Request –
Copy the items from the beginning up to and including the line containing "List each element", putting "checkmark-icon" wherever "check-circle-icon" appears and leaving all else as it stands. Leave out the pictures.

Entries –
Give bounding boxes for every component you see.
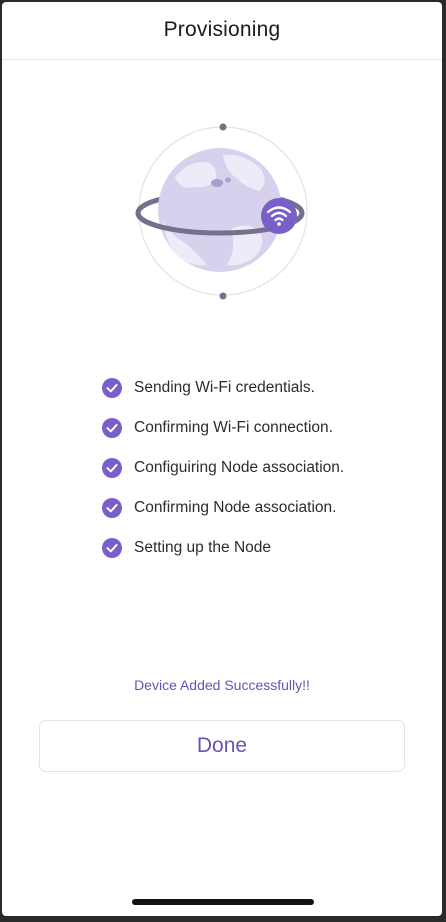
status-message: Device Added Successfully!! bbox=[134, 677, 310, 693]
step-label: Configuiring Node association. bbox=[134, 459, 345, 476]
step-label: Confirming Wi-Fi connection. bbox=[134, 419, 333, 436]
step-confirming-node-association: Confirming Node association. bbox=[102, 488, 402, 528]
step-sending-wifi-credentials: Sending Wi-Fi credentials. bbox=[102, 368, 402, 408]
step-setting-up-node: Setting up the Node bbox=[102, 528, 402, 568]
check-circle-icon bbox=[102, 418, 122, 438]
step-configuring-node-association: Configuiring Node association. bbox=[102, 448, 402, 488]
step-label: Setting up the Node bbox=[134, 539, 272, 556]
step-label: Confirming Node association. bbox=[134, 499, 337, 516]
check-circle-icon bbox=[102, 458, 122, 478]
page-title: Provisioning bbox=[163, 17, 281, 41]
nav-bar: Provisioning bbox=[2, 2, 442, 60]
globe-orbit-wifi-icon bbox=[127, 117, 317, 312]
step-label: Sending Wi-Fi credentials. bbox=[134, 379, 315, 396]
check-circle-icon bbox=[102, 538, 122, 558]
home-indicator[interactable] bbox=[132, 899, 314, 905]
check-circle-icon bbox=[102, 498, 122, 518]
done-button[interactable]: Done bbox=[39, 720, 405, 772]
step-confirming-wifi-connection: Confirming Wi-Fi connection. bbox=[102, 408, 402, 448]
provisioning-screen: Provisioning Sending Wi-Fi credentials. … bbox=[2, 2, 442, 916]
provisioning-steps: Sending Wi-Fi credentials. Confirming Wi… bbox=[102, 368, 402, 568]
check-circle-icon bbox=[102, 378, 122, 398]
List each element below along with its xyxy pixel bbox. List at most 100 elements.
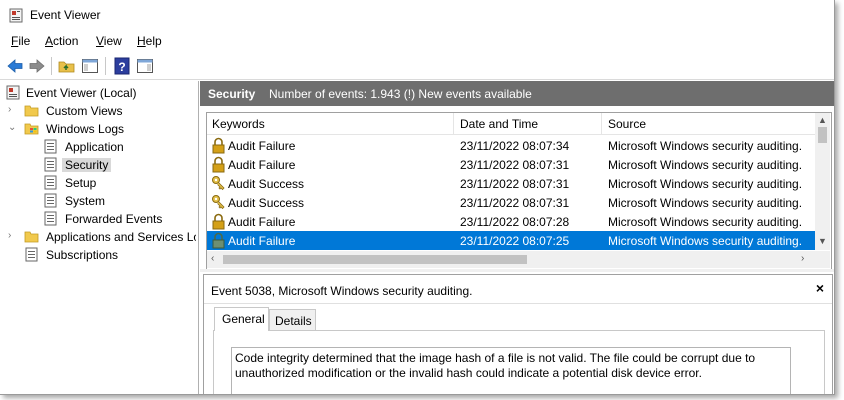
menu-view-label: iew [103, 34, 122, 48]
key-icon [212, 195, 225, 210]
subscriptions-icon [25, 247, 38, 262]
lock-icon [212, 213, 225, 230]
help-icon[interactable]: ? [113, 57, 131, 75]
event-description-text: Code integrity determined that the image… [235, 351, 756, 380]
lock-icon [212, 137, 225, 154]
show-hide-action-pane-icon[interactable] [136, 57, 154, 75]
table-row[interactable]: Audit Success 23/11/2022 08:07:31 Micros… [207, 193, 815, 212]
cell-keyword: Audit Failure [228, 215, 296, 229]
general-tab-panel: Code integrity determined that the image… [213, 330, 825, 394]
folder-icon [24, 105, 39, 117]
toolbar-separator [51, 57, 52, 75]
chevron-down-icon[interactable]: ⌄ [8, 122, 18, 134]
table-row[interactable]: Audit Failure 23/11/2022 08:07:28 Micros… [207, 212, 815, 231]
cell-source: Microsoft Windows security auditing. [608, 158, 803, 172]
cell-source: Microsoft Windows security auditing. [608, 139, 803, 153]
menu-action-hotkey: A [45, 34, 54, 48]
cell-keyword: Audit Failure [228, 158, 296, 172]
log-icon [44, 175, 57, 190]
tree-item-apps-services[interactable]: › Applications and Services Lo [8, 228, 196, 246]
window-title: Event Viewer [30, 8, 101, 22]
menu-bar: File Action View Help [0, 31, 834, 52]
tree-item-label: Setup [65, 176, 97, 190]
cell-date: 23/11/2022 08:07:31 [460, 196, 570, 210]
scroll-up-icon[interactable]: ▲ [818, 115, 827, 125]
tree-item-setup[interactable]: Setup [43, 174, 196, 192]
toolbar: ? [0, 53, 834, 80]
menu-help[interactable]: Help [137, 34, 162, 48]
close-icon[interactable]: × [816, 280, 824, 296]
details-tab-bar: General Details [213, 307, 823, 331]
cell-source: Microsoft Windows security auditing. [608, 234, 803, 248]
cell-source: Microsoft Windows security auditing. [608, 215, 803, 229]
menu-view[interactable]: View [96, 34, 122, 48]
tree-item-label: Forwarded Events [65, 212, 163, 226]
main-pane: Security Number of events: 1.943 (!) New… [200, 81, 834, 394]
column-header-source[interactable]: Source [608, 117, 646, 131]
tree-item-application[interactable]: Application [43, 138, 196, 156]
cell-date: 23/11/2022 08:07:25 [460, 234, 570, 248]
scroll-right-icon[interactable]: › [801, 253, 804, 264]
scroll-down-icon[interactable]: ▼ [818, 236, 827, 246]
tree-item-label: System [65, 194, 106, 208]
vertical-scroll-thumb[interactable] [818, 127, 827, 143]
column-divider[interactable] [453, 113, 454, 134]
event-details-pane: Event 5038, Microsoft Windows security a… [203, 274, 833, 394]
cell-keyword: Audit Failure [228, 234, 296, 248]
svg-text:?: ? [118, 60, 125, 74]
menu-help-hotkey: H [137, 34, 146, 48]
tree-item-subscriptions[interactable]: Subscriptions [8, 246, 196, 264]
back-arrow-icon[interactable] [6, 57, 24, 75]
tree-item-custom-views[interactable]: › Custom Views [8, 102, 196, 120]
vertical-scrollbar[interactable]: ▲ ▼ [815, 113, 830, 250]
column-divider[interactable] [601, 113, 602, 134]
menu-file-label: ile [18, 34, 31, 48]
event-details-title: Event 5038, Microsoft Windows security a… [211, 284, 473, 298]
menu-help-label: elp [145, 34, 162, 48]
log-title: Security [208, 87, 256, 101]
menu-file[interactable]: File [11, 34, 30, 48]
table-row[interactable]: Audit Failure 23/11/2022 08:07:31 Micros… [207, 155, 815, 174]
horizontal-scrollbar[interactable]: ‹ › [207, 251, 815, 268]
folder-icon [24, 231, 39, 243]
column-header-keywords[interactable]: Keywords [212, 117, 265, 131]
show-hide-tree-icon[interactable] [81, 57, 99, 75]
lock-icon [212, 156, 225, 173]
pane-splitter[interactable] [200, 269, 834, 272]
event-viewer-icon [6, 85, 20, 100]
chevron-right-icon[interactable]: › [8, 104, 18, 116]
tree-item-windows-logs[interactable]: ⌄ Windows Logs [8, 120, 196, 138]
table-row-selected[interactable]: Audit Failure 23/11/2022 08:07:25 Micros… [207, 231, 815, 250]
log-header-bar: Security Number of events: 1.943 (!) New… [200, 81, 834, 106]
tree-item-system[interactable]: System [43, 192, 196, 210]
tree-item-security[interactable]: Security [43, 156, 196, 174]
log-icon [44, 139, 57, 154]
cell-keyword: Audit Success [228, 177, 305, 191]
events-table: Keywords Date and Time Source Audit Fail… [206, 112, 832, 270]
chevron-right-icon[interactable]: › [8, 230, 18, 242]
tab-general[interactable]: General [214, 307, 269, 331]
tab-details[interactable]: Details [269, 309, 316, 330]
scroll-corner [815, 251, 830, 268]
horizontal-scroll-thumb[interactable] [223, 255, 527, 264]
tree-item-forwarded-events[interactable]: Forwarded Events [43, 210, 196, 228]
tree-item-label: Subscriptions [46, 248, 119, 262]
table-row[interactable]: Audit Success 23/11/2022 08:07:31 Micros… [207, 174, 815, 193]
navigation-tree: Event Viewer (Local) › Custom Views ⌄ Wi… [0, 81, 199, 394]
scroll-left-icon[interactable]: ‹ [211, 253, 214, 264]
table-row[interactable]: Audit Failure 23/11/2022 08:07:34 Micros… [207, 136, 815, 155]
cell-source: Microsoft Windows security auditing. [608, 177, 803, 191]
lock-icon [212, 232, 225, 249]
menu-view-hotkey: V [96, 34, 104, 48]
tree-item-root[interactable]: Event Viewer (Local) [6, 84, 196, 102]
tree-item-label: Security [62, 158, 112, 172]
up-folder-icon[interactable] [58, 57, 76, 75]
forward-arrow-icon[interactable] [28, 57, 46, 75]
log-icon [44, 193, 57, 208]
event-description-box[interactable]: Code integrity determined that the image… [231, 347, 791, 394]
column-header-date-time[interactable]: Date and Time [460, 117, 538, 131]
toolbar-separator [105, 57, 106, 75]
menu-action[interactable]: Action [45, 34, 78, 48]
event-viewer-icon [9, 8, 23, 23]
log-icon [44, 157, 57, 172]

Response for this exercise –
Give bounding boxes for every component you see.
status-message: Device Added Successfully!! bbox=[134, 677, 310, 693]
step-label: Configuiring Node association. bbox=[134, 459, 345, 476]
step-label: Confirming Wi-Fi connection. bbox=[134, 419, 333, 436]
step-confirming-node-association: Confirming Node association. bbox=[102, 488, 402, 528]
step-sending-wifi-credentials: Sending Wi-Fi credentials. bbox=[102, 368, 402, 408]
step-setting-up-node: Setting up the Node bbox=[102, 528, 402, 568]
checkmark-icon bbox=[102, 418, 122, 438]
step-configuring-node-association: Configuiring Node association. bbox=[102, 448, 402, 488]
step-label: Setting up the Node bbox=[134, 539, 272, 556]
step-label: Confirming Node association. bbox=[134, 499, 337, 516]
checkmark-icon bbox=[102, 458, 122, 478]
page-title: Provisioning bbox=[163, 17, 281, 41]
nav-bar: Provisioning bbox=[2, 2, 442, 60]
globe-orbit-wifi-icon bbox=[127, 117, 317, 312]
step-label: Sending Wi-Fi credentials. bbox=[134, 379, 315, 396]
checkmark-icon bbox=[102, 538, 122, 558]
home-indicator[interactable] bbox=[132, 899, 314, 905]
checkmark-icon bbox=[102, 498, 122, 518]
done-button[interactable]: Done bbox=[39, 720, 405, 772]
step-confirming-wifi-connection: Confirming Wi-Fi connection. bbox=[102, 408, 402, 448]
provisioning-screen: Provisioning Sending Wi-Fi credentials. … bbox=[2, 2, 442, 916]
provisioning-steps: Sending Wi-Fi credentials. Confirming Wi… bbox=[102, 368, 402, 568]
checkmark-icon bbox=[102, 378, 122, 398]
List each element below along with its xyxy pixel bbox. List at most 100 elements.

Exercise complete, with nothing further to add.